# [Required work]
Find and return each line containing "Learn".

# [Input rows]

════

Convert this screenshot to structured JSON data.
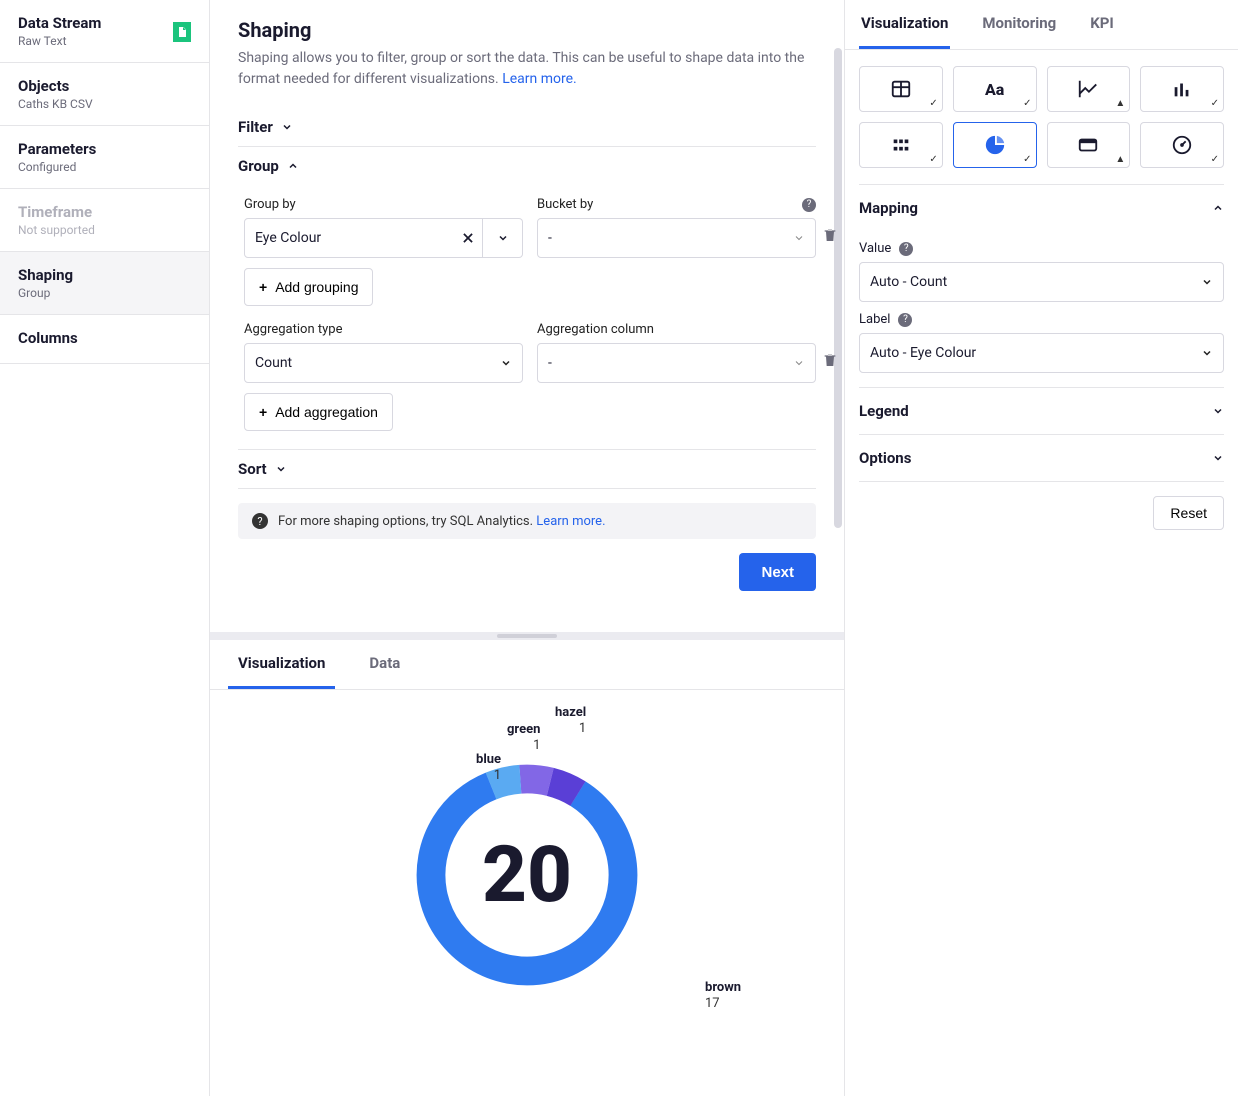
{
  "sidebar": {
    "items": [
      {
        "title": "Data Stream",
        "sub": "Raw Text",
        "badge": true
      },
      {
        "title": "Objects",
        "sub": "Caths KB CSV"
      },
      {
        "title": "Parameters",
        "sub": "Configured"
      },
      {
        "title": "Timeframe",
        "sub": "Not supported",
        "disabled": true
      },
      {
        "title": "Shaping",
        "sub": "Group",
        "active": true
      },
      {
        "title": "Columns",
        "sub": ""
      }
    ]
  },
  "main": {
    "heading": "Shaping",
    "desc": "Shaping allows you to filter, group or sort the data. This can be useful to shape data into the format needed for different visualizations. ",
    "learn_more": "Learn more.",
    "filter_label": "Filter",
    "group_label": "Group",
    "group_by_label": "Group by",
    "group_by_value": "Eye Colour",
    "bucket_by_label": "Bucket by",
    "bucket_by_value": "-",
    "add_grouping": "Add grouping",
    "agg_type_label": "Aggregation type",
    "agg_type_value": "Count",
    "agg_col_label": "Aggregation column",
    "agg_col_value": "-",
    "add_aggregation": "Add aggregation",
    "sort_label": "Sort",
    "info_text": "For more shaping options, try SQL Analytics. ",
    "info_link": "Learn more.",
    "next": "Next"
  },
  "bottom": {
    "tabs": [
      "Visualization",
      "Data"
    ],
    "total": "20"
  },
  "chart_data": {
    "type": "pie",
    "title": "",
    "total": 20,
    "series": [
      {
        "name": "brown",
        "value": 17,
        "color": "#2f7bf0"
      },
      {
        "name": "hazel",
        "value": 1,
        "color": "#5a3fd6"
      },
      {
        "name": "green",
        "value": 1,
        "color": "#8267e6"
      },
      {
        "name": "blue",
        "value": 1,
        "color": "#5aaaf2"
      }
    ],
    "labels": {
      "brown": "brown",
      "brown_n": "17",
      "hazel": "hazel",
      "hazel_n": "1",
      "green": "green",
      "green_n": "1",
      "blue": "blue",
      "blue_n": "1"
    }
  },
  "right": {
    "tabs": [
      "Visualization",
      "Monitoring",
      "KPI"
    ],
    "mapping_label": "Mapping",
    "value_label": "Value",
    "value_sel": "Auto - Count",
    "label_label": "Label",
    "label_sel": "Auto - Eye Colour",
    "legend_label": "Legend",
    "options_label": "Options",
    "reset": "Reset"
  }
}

════

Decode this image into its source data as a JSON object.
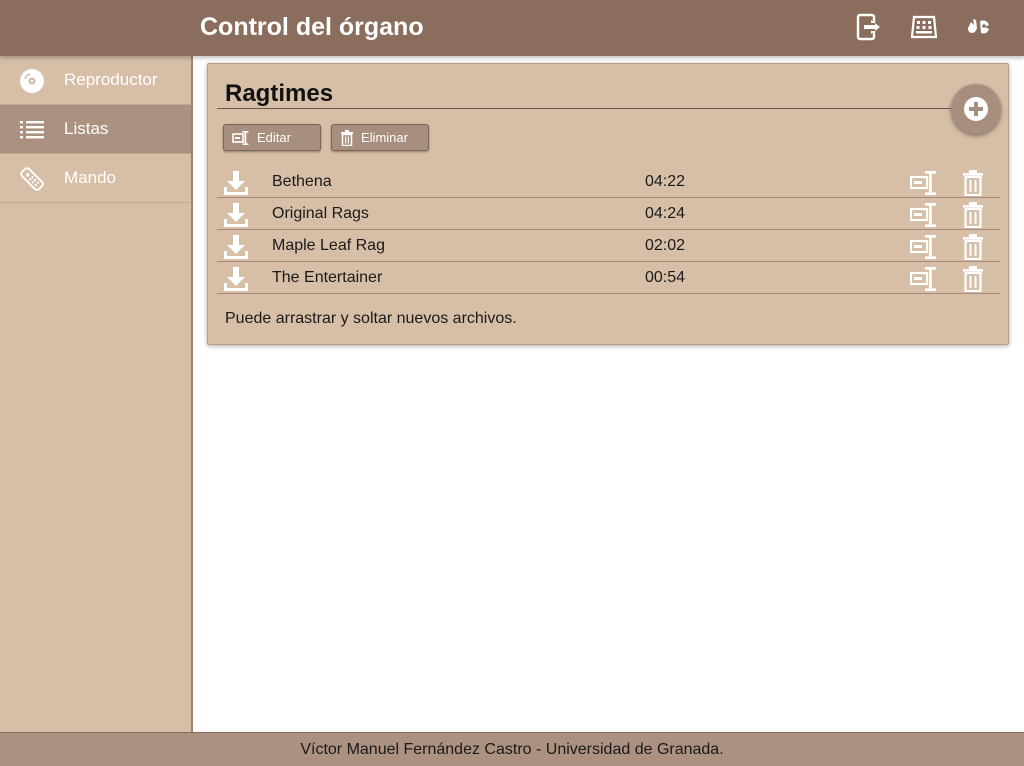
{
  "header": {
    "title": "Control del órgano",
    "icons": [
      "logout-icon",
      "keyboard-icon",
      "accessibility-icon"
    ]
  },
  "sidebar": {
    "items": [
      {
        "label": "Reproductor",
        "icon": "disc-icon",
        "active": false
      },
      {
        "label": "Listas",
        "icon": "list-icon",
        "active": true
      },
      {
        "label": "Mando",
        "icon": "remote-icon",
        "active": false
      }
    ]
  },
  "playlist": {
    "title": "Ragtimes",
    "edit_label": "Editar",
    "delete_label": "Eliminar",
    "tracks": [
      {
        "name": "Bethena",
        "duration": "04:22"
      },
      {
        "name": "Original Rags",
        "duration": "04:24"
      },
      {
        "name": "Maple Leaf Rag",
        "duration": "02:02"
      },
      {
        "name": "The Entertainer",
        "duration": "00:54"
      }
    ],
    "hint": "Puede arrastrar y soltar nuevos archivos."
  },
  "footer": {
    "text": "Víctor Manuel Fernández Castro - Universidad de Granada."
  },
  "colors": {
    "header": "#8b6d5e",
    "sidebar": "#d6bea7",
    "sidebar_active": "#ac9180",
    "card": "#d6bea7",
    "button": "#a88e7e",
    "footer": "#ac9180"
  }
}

════

# [Result of the task]
    "learn_more": "Learn more.",
    "info_link": "Learn more.",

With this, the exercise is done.